[Start PROVIDED INFORMATION]

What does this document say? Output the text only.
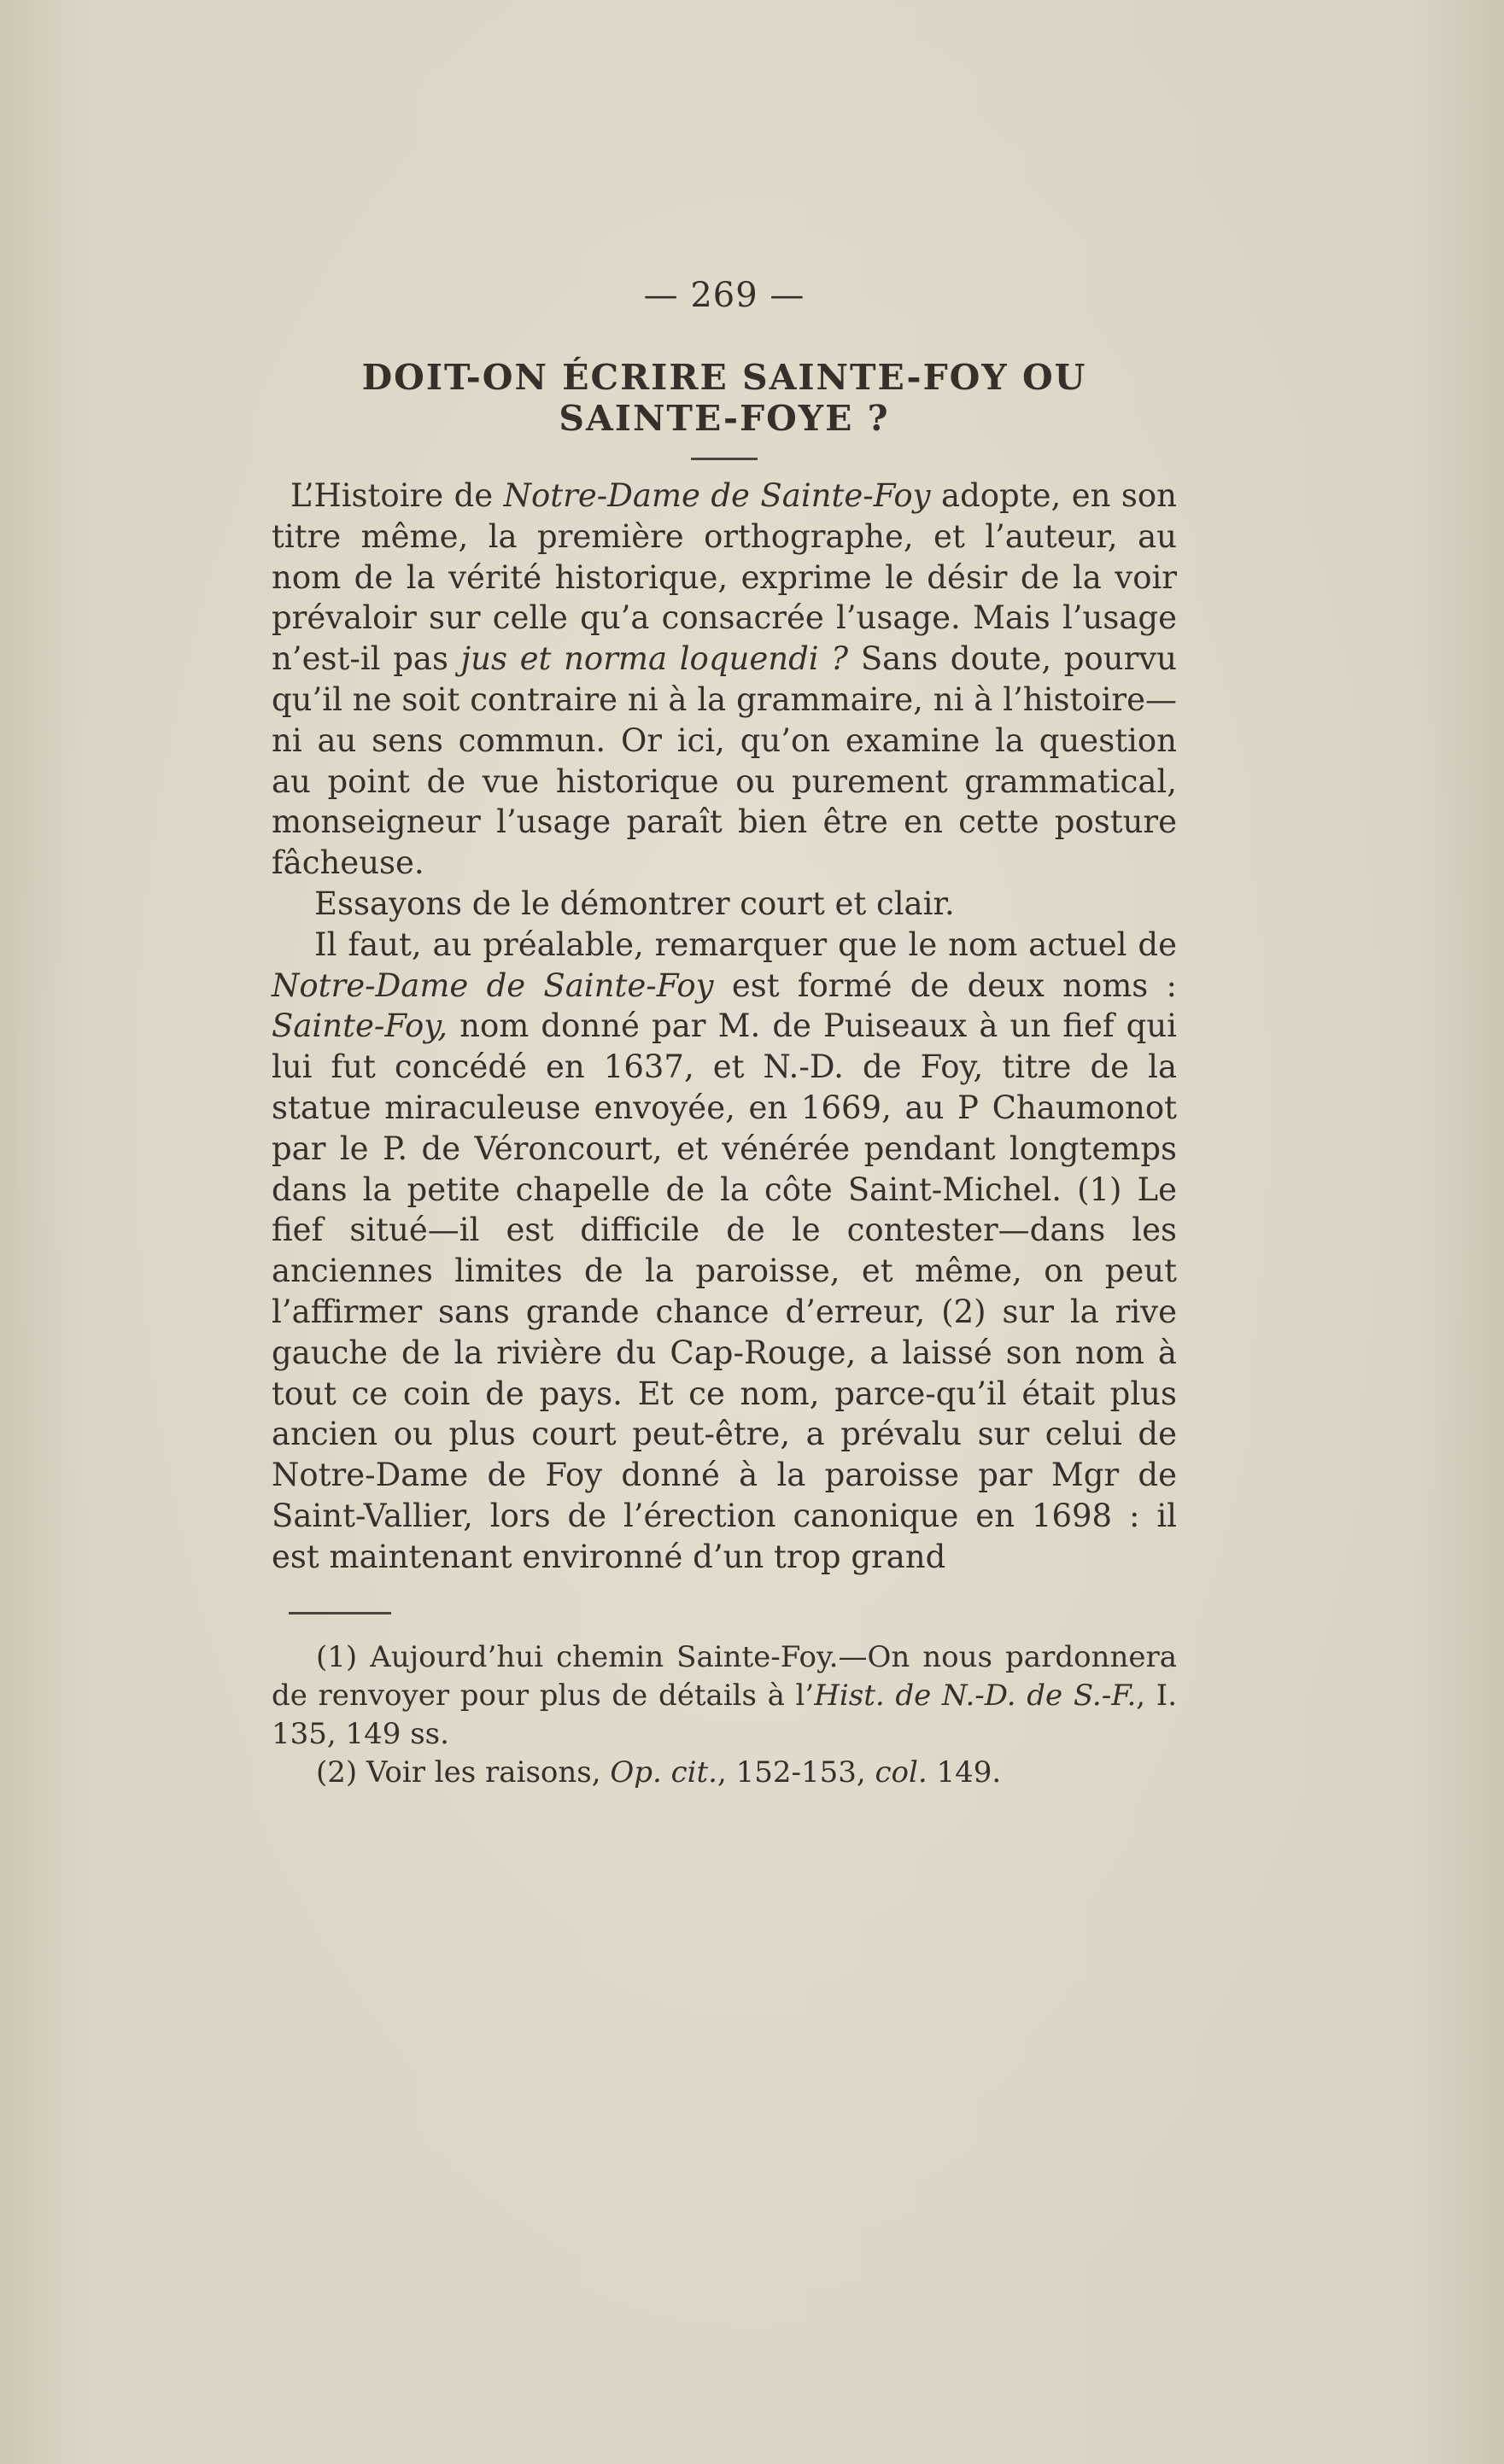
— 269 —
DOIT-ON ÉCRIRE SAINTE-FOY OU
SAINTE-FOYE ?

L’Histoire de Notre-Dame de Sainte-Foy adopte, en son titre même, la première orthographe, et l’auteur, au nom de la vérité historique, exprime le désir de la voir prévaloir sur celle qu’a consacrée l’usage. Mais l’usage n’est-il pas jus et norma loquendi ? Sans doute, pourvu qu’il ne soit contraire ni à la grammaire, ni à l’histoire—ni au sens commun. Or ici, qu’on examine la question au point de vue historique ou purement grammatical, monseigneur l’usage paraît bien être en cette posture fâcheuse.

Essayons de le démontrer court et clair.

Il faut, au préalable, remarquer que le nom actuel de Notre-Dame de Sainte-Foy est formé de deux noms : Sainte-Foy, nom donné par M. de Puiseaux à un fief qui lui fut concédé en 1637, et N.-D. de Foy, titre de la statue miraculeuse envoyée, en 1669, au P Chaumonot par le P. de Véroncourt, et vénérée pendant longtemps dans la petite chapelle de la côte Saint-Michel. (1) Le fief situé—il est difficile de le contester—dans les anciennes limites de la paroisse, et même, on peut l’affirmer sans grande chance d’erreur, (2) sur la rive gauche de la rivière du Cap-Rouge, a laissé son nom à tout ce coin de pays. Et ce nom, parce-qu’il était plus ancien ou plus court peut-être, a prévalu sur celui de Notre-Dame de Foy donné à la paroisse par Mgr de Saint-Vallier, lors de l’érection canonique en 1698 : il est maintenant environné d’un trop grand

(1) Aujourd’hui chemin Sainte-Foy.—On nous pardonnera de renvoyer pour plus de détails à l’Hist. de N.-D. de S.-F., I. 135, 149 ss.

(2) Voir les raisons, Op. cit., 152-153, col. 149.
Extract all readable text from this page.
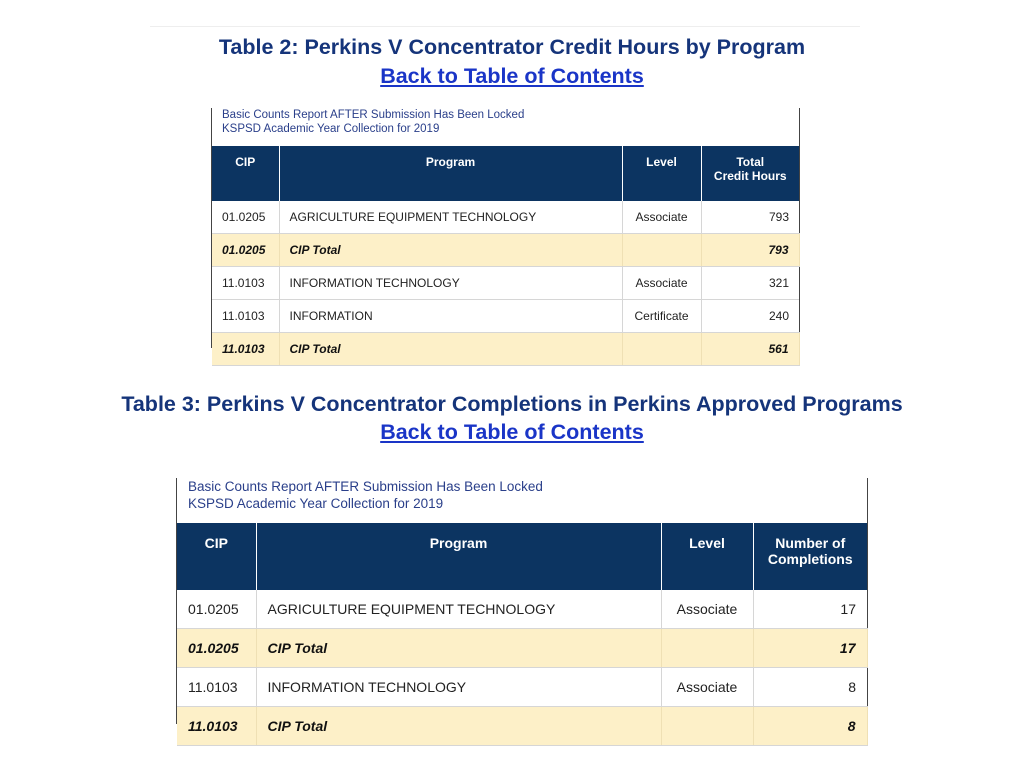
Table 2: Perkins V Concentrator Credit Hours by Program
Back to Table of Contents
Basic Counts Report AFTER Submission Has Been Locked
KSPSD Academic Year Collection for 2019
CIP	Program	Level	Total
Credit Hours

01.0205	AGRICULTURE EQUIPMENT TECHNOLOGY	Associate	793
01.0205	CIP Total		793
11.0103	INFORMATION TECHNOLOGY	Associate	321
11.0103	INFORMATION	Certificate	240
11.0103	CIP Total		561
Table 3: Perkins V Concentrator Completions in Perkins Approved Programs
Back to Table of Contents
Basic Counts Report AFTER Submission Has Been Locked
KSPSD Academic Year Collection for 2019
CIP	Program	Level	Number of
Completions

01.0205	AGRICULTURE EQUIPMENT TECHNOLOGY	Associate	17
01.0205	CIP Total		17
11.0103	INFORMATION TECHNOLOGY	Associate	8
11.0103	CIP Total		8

[End PROVIDED INFORMATION]

**DESCRIPTION OF THE TASK**
Write out every record above exactly as it stands, but leave out the pictures.

**FULL OUTPUT**
What does this document say? Output the text only.
— 269 —
DOIT-ON ÉCRIRE SAINTE-FOY OU
SAINTE-FOYE ?

L’Histoire de Notre-Dame de Sainte-Foy adopte, en son titre même, la première orthographe, et l’auteur, au nom de la vérité historique, exprime le désir de la voir prévaloir sur celle qu’a consacrée l’usage. Mais l’usage n’est-il pas jus et norma loquendi ? Sans doute, pourvu qu’il ne soit contraire ni à la grammaire, ni à l’histoire—ni au sens commun. Or ici, qu’on examine la question au point de vue historique ou purement grammatical, monseigneur l’usage paraît bien être en cette posture fâcheuse.

Essayons de le démontrer court et clair.

Il faut, au préalable, remarquer que le nom actuel de Notre-Dame de Sainte-Foy est formé de deux noms : Sainte-Foy, nom donné par M. de Puiseaux à un fief qui lui fut concédé en 1637, et N.-D. de Foy, titre de la statue miraculeuse envoyée, en 1669, au P Chaumonot par le P. de Véroncourt, et vénérée pendant longtemps dans la petite chapelle de la côte Saint-Michel. (1) Le fief situé—il est difficile de le contester—dans les anciennes limites de la paroisse, et même, on peut l’affirmer sans grande chance d’erreur, (2) sur la rive gauche de la rivière du Cap-Rouge, a laissé son nom à tout ce coin de pays. Et ce nom, parce-qu’il était plus ancien ou plus court peut-être, a prévalu sur celui de Notre-Dame de Foy donné à la paroisse par Mgr de Saint-Vallier, lors de l’érection canonique en 1698 : il est maintenant environné d’un trop grand

(1) Aujourd’hui chemin Sainte-Foy.—On nous pardonnera de renvoyer pour plus de détails à l’Hist. de N.-D. de S.-F., I. 135, 149 ss.

(2) Voir les raisons, Op. cit., 152-153, col. 149.
Extract all readable text from this page.
Table 2: Perkins V Concentrator Credit Hours by Program
Back to Table of Contents
Basic Counts Report AFTER Submission Has Been Locked
KSPSD Academic Year Collection for 2019
CIP	Program	Level	Total
Credit Hours

01.0205	AGRICULTURE EQUIPMENT TECHNOLOGY	Associate	793
01.0205	CIP Total		793
11.0103	INFORMATION TECHNOLOGY	Associate	321
11.0103	INFORMATION	Certificate	240
11.0103	CIP Total		561
Table 3: Perkins V Concentrator Completions in Perkins Approved Programs
Back to Table of Contents
Basic Counts Report AFTER Submission Has Been Locked
KSPSD Academic Year Collection for 2019
CIP	Program	Level	Number of
Completions

01.0205	AGRICULTURE EQUIPMENT TECHNOLOGY	Associate	17
01.0205	CIP Total		17
11.0103	INFORMATION TECHNOLOGY	Associate	8
11.0103	CIP Total		8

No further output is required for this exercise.